◆ GIVEN EXERCISE
Wherever a line holds the string "automatically", copy that line.

(Stored items from a collection)
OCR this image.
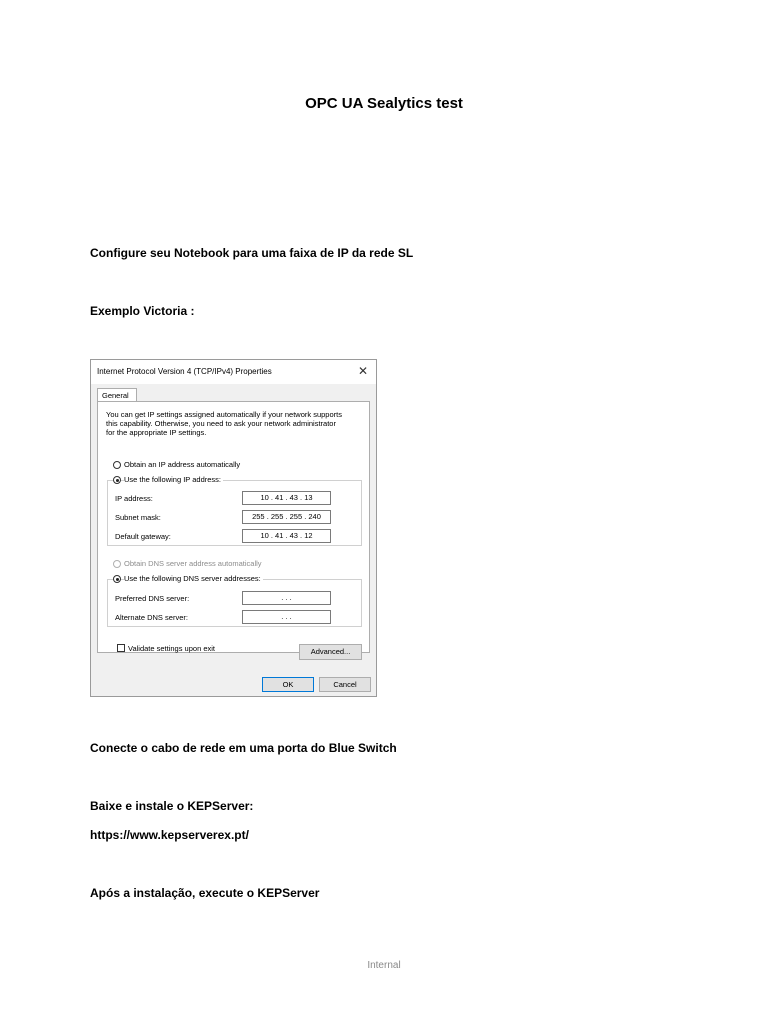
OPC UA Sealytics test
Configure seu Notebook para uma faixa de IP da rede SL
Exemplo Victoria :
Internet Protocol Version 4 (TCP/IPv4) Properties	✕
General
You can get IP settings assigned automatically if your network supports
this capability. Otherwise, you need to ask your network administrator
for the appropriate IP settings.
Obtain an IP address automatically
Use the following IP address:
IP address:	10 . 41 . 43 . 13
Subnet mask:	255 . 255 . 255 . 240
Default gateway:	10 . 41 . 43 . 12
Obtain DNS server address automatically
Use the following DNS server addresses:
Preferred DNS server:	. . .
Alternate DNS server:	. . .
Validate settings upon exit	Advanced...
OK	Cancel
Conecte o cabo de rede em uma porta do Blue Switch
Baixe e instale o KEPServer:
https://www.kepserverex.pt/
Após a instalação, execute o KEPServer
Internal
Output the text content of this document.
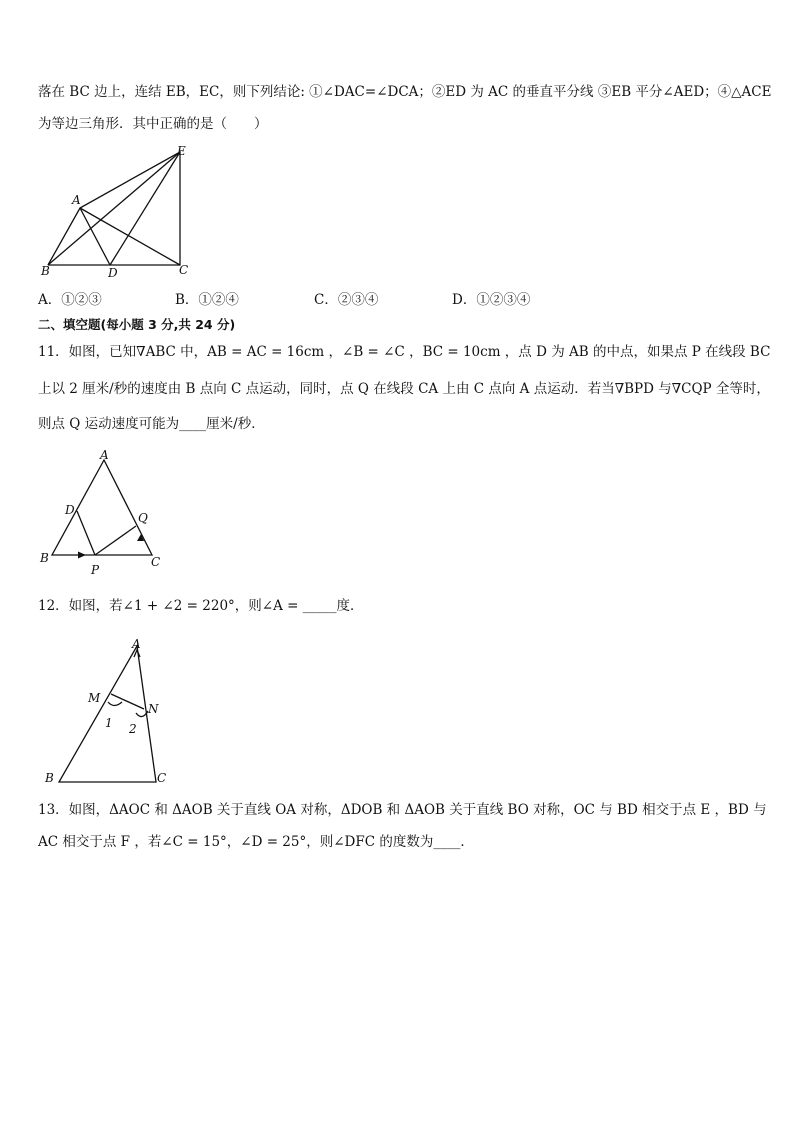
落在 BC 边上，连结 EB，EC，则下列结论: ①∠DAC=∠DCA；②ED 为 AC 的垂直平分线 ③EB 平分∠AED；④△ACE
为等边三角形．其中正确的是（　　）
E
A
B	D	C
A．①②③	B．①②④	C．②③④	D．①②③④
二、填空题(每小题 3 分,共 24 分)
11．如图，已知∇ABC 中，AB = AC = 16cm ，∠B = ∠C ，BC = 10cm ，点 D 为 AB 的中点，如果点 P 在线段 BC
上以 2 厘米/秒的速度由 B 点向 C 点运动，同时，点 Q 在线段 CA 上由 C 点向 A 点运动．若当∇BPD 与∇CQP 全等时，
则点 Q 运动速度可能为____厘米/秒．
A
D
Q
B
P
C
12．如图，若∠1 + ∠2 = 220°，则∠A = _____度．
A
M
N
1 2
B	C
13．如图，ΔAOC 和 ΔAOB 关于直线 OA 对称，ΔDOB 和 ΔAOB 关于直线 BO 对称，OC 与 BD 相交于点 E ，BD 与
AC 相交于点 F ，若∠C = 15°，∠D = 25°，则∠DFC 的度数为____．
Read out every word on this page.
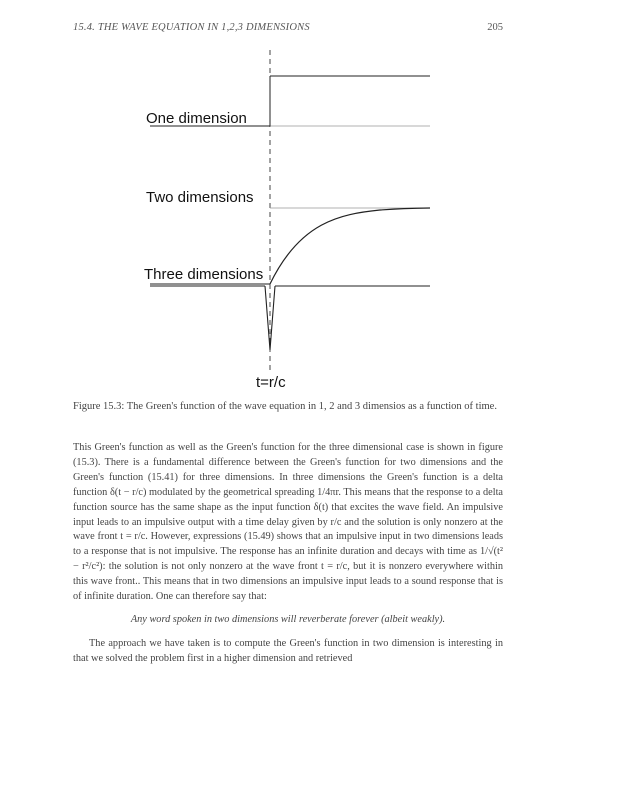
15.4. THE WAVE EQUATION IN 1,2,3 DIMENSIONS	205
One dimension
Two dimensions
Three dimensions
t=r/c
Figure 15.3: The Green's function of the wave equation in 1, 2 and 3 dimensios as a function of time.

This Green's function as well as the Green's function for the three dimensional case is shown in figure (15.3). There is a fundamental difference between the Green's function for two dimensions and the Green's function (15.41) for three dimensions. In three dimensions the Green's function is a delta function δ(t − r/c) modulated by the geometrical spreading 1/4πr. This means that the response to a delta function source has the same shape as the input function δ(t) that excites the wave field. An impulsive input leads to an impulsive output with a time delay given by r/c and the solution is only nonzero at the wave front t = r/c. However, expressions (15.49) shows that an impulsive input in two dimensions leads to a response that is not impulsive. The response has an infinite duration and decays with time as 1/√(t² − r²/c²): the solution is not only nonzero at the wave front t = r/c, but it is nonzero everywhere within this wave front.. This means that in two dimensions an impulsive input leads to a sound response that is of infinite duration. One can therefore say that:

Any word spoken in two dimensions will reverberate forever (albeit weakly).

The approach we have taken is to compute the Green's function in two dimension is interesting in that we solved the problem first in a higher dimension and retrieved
---
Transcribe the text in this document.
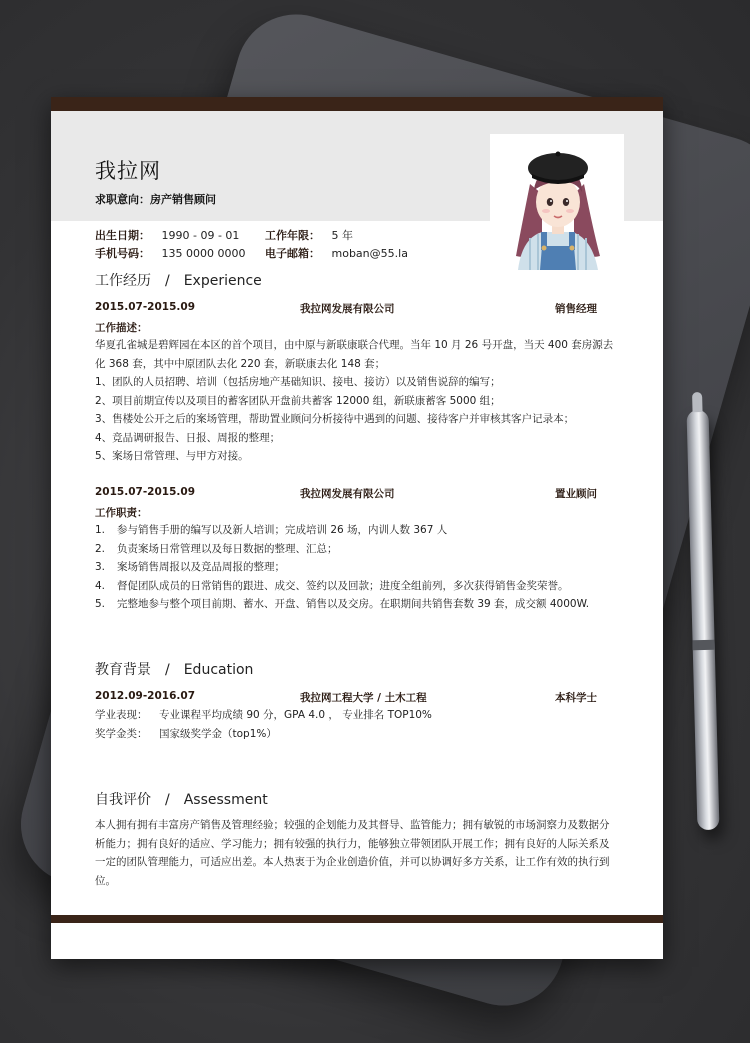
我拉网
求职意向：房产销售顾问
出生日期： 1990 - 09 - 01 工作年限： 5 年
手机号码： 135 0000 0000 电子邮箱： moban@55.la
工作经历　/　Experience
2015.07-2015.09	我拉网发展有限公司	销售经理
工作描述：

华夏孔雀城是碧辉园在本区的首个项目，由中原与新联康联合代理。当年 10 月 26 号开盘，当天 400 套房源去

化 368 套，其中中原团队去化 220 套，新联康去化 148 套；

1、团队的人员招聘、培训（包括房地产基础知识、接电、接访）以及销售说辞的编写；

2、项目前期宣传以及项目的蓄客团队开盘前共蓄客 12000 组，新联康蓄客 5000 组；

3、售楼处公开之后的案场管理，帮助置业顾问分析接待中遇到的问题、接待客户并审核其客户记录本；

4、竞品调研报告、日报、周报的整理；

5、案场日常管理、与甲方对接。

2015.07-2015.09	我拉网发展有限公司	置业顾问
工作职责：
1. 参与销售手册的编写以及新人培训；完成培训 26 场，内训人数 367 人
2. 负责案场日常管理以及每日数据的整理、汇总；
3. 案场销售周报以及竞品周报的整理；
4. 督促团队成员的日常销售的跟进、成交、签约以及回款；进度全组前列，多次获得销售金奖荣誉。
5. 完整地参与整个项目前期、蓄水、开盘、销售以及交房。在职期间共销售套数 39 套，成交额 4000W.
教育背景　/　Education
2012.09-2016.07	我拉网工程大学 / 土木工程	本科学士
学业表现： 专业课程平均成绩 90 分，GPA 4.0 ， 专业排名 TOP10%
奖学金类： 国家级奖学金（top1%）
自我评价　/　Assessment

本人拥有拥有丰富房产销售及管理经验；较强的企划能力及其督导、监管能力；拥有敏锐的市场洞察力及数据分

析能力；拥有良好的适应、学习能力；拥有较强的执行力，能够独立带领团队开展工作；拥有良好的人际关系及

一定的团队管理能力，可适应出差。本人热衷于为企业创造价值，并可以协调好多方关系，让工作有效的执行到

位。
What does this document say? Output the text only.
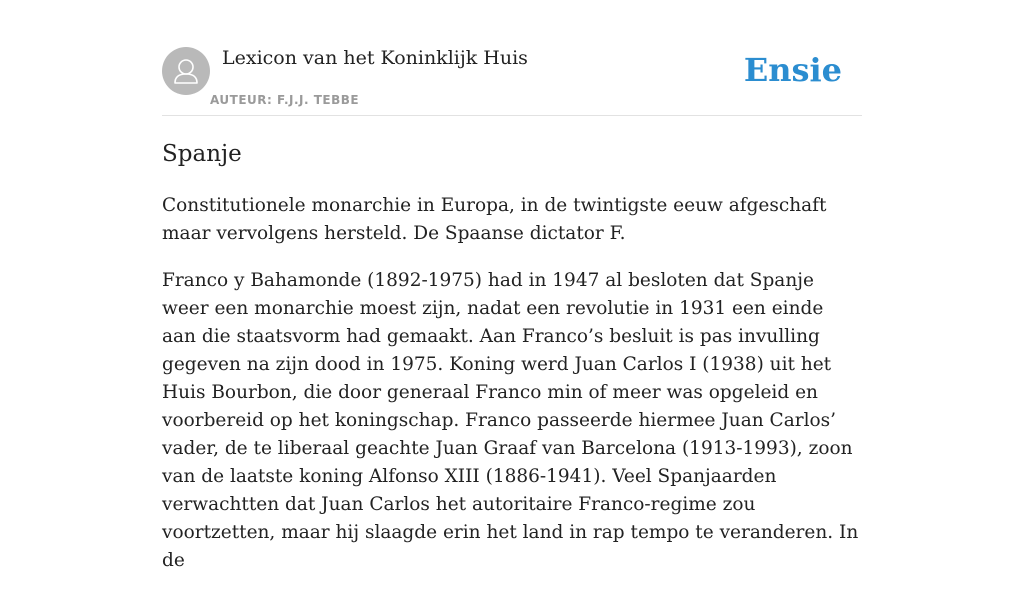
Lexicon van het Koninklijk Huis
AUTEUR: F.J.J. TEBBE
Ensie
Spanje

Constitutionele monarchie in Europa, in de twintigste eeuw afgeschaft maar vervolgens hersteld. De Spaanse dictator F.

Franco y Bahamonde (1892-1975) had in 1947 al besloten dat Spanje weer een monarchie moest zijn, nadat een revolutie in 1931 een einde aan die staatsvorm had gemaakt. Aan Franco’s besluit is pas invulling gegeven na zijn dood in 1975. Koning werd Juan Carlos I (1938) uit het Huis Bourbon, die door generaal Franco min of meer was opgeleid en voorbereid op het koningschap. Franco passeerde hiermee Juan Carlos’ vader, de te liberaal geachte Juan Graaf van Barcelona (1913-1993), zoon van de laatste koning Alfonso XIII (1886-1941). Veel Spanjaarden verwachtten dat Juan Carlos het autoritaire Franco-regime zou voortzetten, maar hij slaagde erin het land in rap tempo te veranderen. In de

◆ WRITTEN RESPONSE
You can get IP settings assigned automatically if your network supports
Obtain an IP address automatically
Obtain DNS server address automatically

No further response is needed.